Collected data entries
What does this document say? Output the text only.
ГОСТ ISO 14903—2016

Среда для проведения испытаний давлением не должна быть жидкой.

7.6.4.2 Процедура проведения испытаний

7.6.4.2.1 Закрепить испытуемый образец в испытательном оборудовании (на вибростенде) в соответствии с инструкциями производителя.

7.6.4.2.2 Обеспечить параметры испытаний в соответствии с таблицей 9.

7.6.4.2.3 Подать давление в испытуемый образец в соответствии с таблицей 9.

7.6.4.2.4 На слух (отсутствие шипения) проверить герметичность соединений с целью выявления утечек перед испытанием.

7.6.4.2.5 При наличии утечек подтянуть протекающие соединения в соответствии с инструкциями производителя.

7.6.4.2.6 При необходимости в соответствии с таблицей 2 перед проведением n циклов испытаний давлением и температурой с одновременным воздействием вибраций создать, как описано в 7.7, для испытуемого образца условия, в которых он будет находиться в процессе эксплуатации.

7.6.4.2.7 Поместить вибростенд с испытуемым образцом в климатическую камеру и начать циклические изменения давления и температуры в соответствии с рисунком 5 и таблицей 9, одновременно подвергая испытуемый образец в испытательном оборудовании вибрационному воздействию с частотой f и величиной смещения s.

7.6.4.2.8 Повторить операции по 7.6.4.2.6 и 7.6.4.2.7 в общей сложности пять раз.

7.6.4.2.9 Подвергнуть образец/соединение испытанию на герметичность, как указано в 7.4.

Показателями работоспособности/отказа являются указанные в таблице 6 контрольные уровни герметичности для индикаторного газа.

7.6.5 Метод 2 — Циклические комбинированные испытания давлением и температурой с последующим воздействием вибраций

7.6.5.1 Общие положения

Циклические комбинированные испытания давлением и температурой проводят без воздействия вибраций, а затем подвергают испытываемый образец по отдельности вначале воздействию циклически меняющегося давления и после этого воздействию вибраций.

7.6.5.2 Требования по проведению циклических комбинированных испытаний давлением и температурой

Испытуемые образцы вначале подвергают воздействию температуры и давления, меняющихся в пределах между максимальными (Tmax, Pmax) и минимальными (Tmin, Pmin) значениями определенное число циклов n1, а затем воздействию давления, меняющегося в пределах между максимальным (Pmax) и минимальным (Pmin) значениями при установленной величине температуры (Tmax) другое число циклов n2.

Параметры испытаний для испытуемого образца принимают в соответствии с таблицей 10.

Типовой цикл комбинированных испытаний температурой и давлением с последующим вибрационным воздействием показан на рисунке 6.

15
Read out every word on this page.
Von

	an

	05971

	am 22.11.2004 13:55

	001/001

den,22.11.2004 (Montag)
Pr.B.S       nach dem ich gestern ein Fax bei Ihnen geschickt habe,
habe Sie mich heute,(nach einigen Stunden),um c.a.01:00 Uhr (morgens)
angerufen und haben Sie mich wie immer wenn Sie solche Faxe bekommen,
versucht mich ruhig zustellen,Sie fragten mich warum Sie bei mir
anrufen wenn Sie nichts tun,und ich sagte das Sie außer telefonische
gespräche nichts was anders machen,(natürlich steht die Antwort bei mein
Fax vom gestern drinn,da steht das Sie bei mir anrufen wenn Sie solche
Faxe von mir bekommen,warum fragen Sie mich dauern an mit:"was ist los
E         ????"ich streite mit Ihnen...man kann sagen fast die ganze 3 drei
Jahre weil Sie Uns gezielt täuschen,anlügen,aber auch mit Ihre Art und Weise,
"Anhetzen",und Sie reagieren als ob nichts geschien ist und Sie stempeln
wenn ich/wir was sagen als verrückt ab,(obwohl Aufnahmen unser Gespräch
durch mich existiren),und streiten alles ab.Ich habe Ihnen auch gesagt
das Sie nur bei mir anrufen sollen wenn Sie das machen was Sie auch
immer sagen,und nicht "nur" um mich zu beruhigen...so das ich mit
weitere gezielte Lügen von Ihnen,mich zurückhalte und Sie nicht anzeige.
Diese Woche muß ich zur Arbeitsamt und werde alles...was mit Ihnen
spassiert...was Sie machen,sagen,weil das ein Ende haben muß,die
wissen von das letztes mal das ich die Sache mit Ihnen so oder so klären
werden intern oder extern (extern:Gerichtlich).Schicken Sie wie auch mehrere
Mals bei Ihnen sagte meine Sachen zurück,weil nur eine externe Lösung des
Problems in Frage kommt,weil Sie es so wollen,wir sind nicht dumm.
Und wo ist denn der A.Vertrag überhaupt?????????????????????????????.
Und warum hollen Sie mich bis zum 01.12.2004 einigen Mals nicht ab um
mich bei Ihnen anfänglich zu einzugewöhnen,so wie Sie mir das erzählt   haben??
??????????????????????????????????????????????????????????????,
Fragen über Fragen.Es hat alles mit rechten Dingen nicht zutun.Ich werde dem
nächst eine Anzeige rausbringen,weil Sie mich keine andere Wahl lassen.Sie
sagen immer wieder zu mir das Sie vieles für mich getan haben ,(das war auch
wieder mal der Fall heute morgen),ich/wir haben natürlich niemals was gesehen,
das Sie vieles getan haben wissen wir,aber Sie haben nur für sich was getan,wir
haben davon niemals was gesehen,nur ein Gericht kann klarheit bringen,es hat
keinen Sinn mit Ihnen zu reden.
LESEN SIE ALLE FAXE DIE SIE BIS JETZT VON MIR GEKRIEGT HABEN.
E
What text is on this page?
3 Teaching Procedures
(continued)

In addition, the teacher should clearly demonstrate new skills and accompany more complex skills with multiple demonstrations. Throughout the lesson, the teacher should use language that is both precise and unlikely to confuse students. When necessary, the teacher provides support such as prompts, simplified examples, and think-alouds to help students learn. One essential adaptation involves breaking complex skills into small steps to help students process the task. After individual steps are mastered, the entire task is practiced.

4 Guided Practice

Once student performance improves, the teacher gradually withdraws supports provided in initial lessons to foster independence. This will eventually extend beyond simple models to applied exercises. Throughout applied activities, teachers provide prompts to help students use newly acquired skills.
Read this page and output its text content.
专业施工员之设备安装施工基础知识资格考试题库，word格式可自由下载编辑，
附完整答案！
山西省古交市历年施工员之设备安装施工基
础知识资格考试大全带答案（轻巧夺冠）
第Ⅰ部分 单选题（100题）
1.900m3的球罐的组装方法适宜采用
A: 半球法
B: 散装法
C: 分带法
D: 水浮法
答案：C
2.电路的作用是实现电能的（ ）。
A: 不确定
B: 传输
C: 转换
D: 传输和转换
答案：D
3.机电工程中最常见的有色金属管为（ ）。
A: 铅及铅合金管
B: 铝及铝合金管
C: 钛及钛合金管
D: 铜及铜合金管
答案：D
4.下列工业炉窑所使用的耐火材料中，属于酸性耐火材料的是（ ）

JOB:
Check each line above for "wissen" and return the ones that have it.

WRITTEN REPLY:
wissen von das letztes mal das ich die Sache mit Ihnen so oder so klären
das Sie vieles getan haben wissen wir,aber Sie haben nur für sich was getan,wir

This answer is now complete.